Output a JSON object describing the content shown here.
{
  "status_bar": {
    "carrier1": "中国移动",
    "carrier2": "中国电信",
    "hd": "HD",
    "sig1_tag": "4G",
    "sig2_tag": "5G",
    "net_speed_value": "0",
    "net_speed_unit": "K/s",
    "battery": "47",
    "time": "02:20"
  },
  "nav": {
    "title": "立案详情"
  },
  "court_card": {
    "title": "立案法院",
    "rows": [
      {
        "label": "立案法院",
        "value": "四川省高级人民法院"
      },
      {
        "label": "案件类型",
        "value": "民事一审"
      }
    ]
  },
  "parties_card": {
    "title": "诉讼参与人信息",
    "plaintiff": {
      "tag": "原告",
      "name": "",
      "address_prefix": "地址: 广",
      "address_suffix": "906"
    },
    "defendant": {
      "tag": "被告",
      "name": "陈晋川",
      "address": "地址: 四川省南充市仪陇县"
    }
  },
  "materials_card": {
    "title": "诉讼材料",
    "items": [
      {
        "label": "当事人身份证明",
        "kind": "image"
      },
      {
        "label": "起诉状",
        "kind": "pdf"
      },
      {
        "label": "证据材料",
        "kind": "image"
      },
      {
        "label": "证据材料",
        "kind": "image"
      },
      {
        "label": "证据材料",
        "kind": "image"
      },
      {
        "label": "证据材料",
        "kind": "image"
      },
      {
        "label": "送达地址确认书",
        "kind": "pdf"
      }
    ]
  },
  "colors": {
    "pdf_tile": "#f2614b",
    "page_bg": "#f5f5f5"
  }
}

—————

[Problem to work on] Each line of the listing should be echoed back exactly.

[Response to this task]
Output a JSON object describing the content shown here.
{
  "status_bar": {
    "carrier1": "中国移动",
    "carrier2": "中国电信",
    "hd": "HD",
    "sig1_tag": "4G",
    "sig2_tag": "5G",
    "net_speed_value": "0",
    "net_speed_unit": "K/s",
    "battery": "47",
    "time": "02:20"
  },
  "nav": {
    "title": "立案详情"
  },
  "court_card": {
    "title": "立案法院",
    "rows": [
      {
        "label": "立案法院",
        "value": "四川省高级人民法院"
      },
      {
        "label": "案件类型",
        "value": "民事一审"
      }
    ]
  },
  "parties_card": {
    "title": "诉讼参与人信息",
    "plaintiff": {
      "tag": "原告",
      "name": "",
      "address_prefix": "地址: 广",
      "address_suffix": "906"
    },
    "defendant": {
      "tag": "被告",
      "name": "陈晋川",
      "address": "地址: 四川省南充市仪陇县"
    }
  },
  "materials_card": {
    "title": "诉讼材料",
    "items": [
      {
        "label": "当事人身份证明",
        "kind": "image"
      },
      {
        "label": "起诉状",
        "kind": "pdf"
      },
      {
        "label": "证据材料",
        "kind": "image"
      },
      {
        "label": "证据材料",
        "kind": "image"
      },
      {
        "label": "证据材料",
        "kind": "image"
      },
      {
        "label": "证据材料",
        "kind": "image"
      },
      {
        "label": "送达地址确认书",
        "kind": "pdf"
      }
    ]
  },
  "colors": {
    "pdf_tile": "#f2614b",
    "page_bg": "#f5f5f5"
  }
}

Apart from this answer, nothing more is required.